DIRECTIONS: Pull each line holding the word "Start" from the data.

MATERIAL TO PROCESS:
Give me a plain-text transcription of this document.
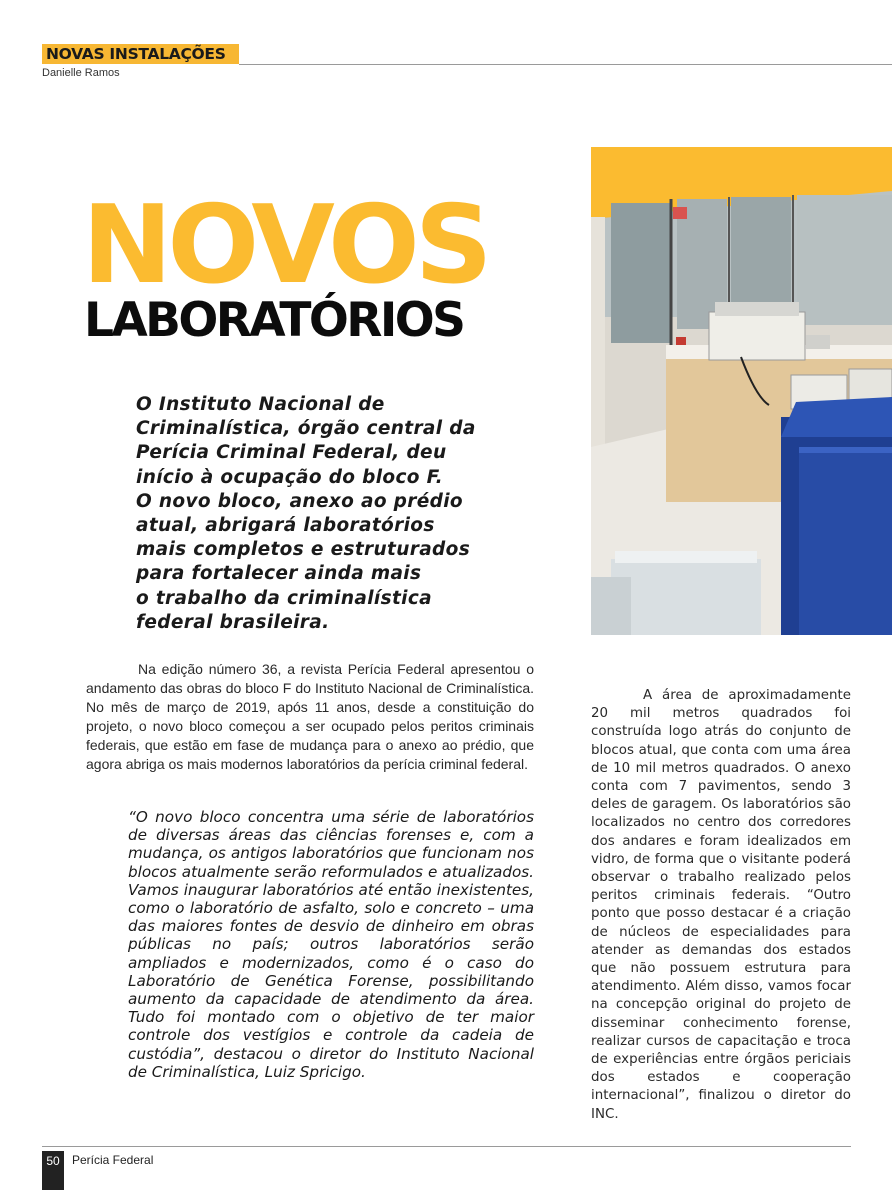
NOVAS INSTALAÇÕES
Danielle Ramos
NOVOS
LABORATÓRIOS
O Instituto Nacional de
Criminalística, órgão central da
Perícia Criminal Federal, deu
início à ocupação do bloco F.
O novo bloco, anexo ao prédio
atual, abrigará laboratórios
mais completos e estruturados
para fortalecer ainda mais
o trabalho da criminalística
federal brasileira.

Na edição número 36, a revista Perícia Federal apresentou o andamento das obras do bloco F do Instituto Nacional de Criminalística. No mês de março de 2019, após 11 anos, desde a constituição do projeto, o novo bloco começou a ser ocupado pelos peritos criminais federais, que estão em fase de mudança para o anexo ao prédio, que agora abriga os mais modernos laboratórios da perícia criminal federal.

“O novo bloco concentra uma série de laboratórios de diversas áreas das ciências forenses e, com a mudança, os antigos laboratórios que funcionam nos blocos atualmente serão reformulados e atualizados. Vamos inaugurar laboratórios até então inexistentes, como o laboratório de asfalto, solo e concreto – uma das maiores fontes de desvio de dinheiro em obras públicas no país; outros laboratórios serão ampliados e modernizados, como é o caso do Laboratório de Genética Forense, possibilitando aumento da capacidade de atendimento da área. Tudo foi montado com o objetivo de ter maior controle dos vestígios e controle da cadeia de custódia”, destacou o diretor do Instituto Nacional de Criminalística, Luiz Spricigo.

A área de aproximadamente 20 mil metros quadrados foi construída logo atrás do conjunto de blocos atual, que conta com uma área de 10 mil metros quadrados. O anexo conta com 7 pavimentos, sendo 3 deles de garagem. Os laboratórios são localizados no centro dos corredores dos andares e foram idealizados em vidro, de forma que o visitante poderá observar o trabalho realizado pelos peritos criminais federais. “Outro ponto que posso destacar é a criação de núcleos de especialidades para atender as demandas dos estados que não possuem estrutura para atendimento. Além disso, vamos focar na concepção original do projeto de disseminar conhecimento forense, realizar cursos de capacitação e troca de experiências entre órgãos periciais dos estados e cooperação internacional”, finalizou o diretor do INC.

50	Perícia Federal
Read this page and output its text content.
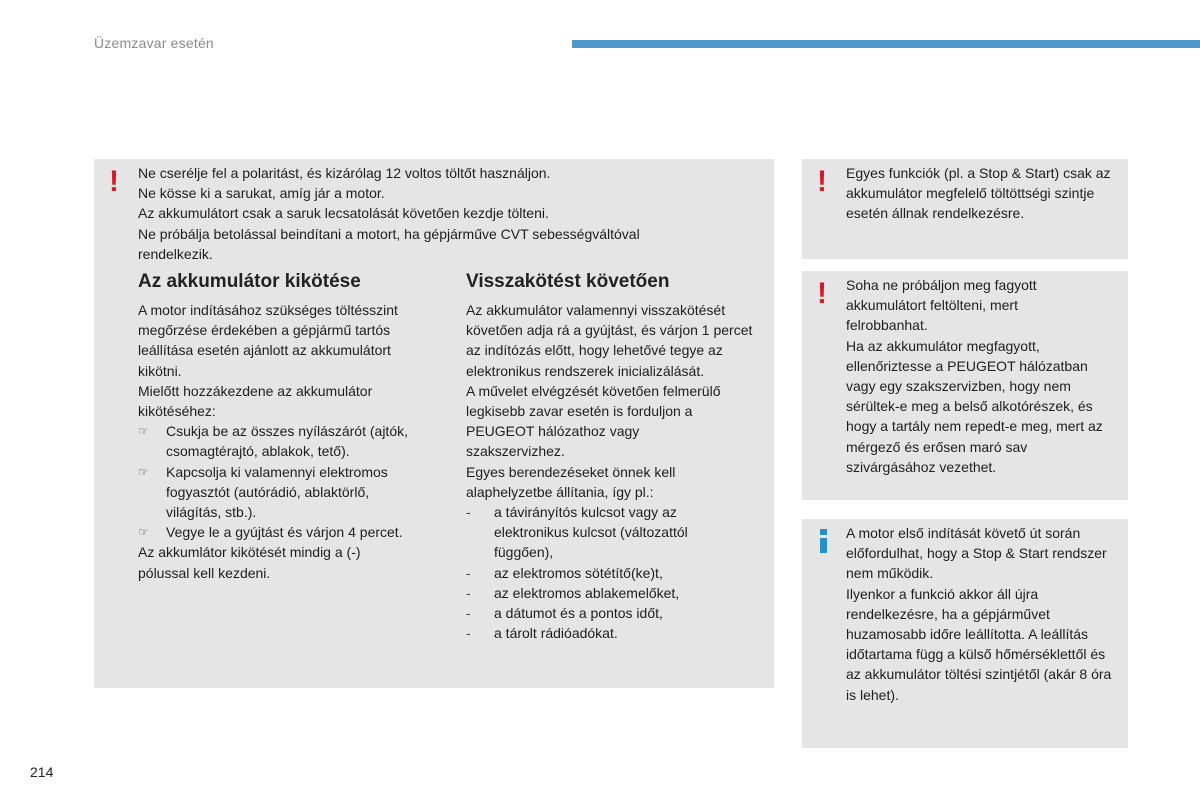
Üzemzavar esetén
! Ne cserélje fel a polaritást, és kizárólag 12 voltos töltőt használjon.

Ne kösse ki a sarukat, amíg jár a motor.

Az akkumulátort csak a saruk lecsatolását követően kezdje tölteni.

Ne próbálja betolással beindítani a motort, ha gépjárműve CVT sebességváltóval rendelkezik.

Az akkumulátor kikötése

A motor indításához szükséges töltésszint megőrzése érdekében a gépjármű tartós leállítása esetén ajánlott az akkumulátort kikötni.

Mielőtt hozzákezdene az akkumulátor kikötéséhez:

☞	Csukja be az összes nyílászárót (ajtók, csomagtérajtó, ablakok, tető).
☞	Kapcsolja ki valamennyi elektromos fogyasztót (autórádió, ablaktörlő, világítás, stb.).
☞	Vegye le a gyújtást és várjon 4 percet.

Az akkumlátor kikötését mindig a (-) pólussal kell kezdeni.

Visszakötést követően

Az akkumulátor valamennyi visszakötését követően adja rá a gyújtást, és várjon 1 percet az indítózás előtt, hogy lehetővé tegye az elektronikus rendszerek inicializálását.

A művelet elvégzését követően felmerülő legkisebb zavar esetén is forduljon a PEUGEOT hálózathoz vagy szakszervizhez.

Egyes berendezéseket önnek kell alaphelyzetbe állítania, így pl.:

-	a távirányítós kulcsot vagy az elektronikus kulcsot (változattól függően),
-	az elektromos sötétítő(ke)t,
-	az elektromos ablakemelőket,
-	a dátumot és a pontos időt,
-	a tárolt rádióadókat.
! Egyes funkciók (pl. a Stop & Start) csak az akkumulátor megfelelő töltöttségi szintje esetén állnak rendelkezésre.
! Soha ne próbáljon meg fagyott akkumulátort feltölteni, mert felrobbanhat.

Ha az akkumulátor megfagyott, ellenőriztesse a PEUGEOT hálózatban vagy egy szakszervizben, hogy nem sérültek-e meg a belső alkotórészek, és hogy a tartály nem repedt-e meg, mert az mérgező és erősen maró sav szivárgásához vezethet.

A motor első indítását követő út során előfordulhat, hogy a Stop & Start rendszer nem működik.

Ilyenkor a funkció akkor áll újra rendelkezésre, ha a gépjárművet huzamosabb időre leállította. A leállítás időtartama függ a külső hőmérséklettől és az akkumulátor töltési szintjétől (akár 8 óra is lehet).

214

PROBLEM SOLUTION:
! Egyes funkciók (pl. a Stop & Start) csak az akkumulátor megfelelő töltöttségi szintje esetén állnak rendelkezésre.
A motor első indítását követő út során előfordulhat, hogy a Stop & Start rendszer nem működik.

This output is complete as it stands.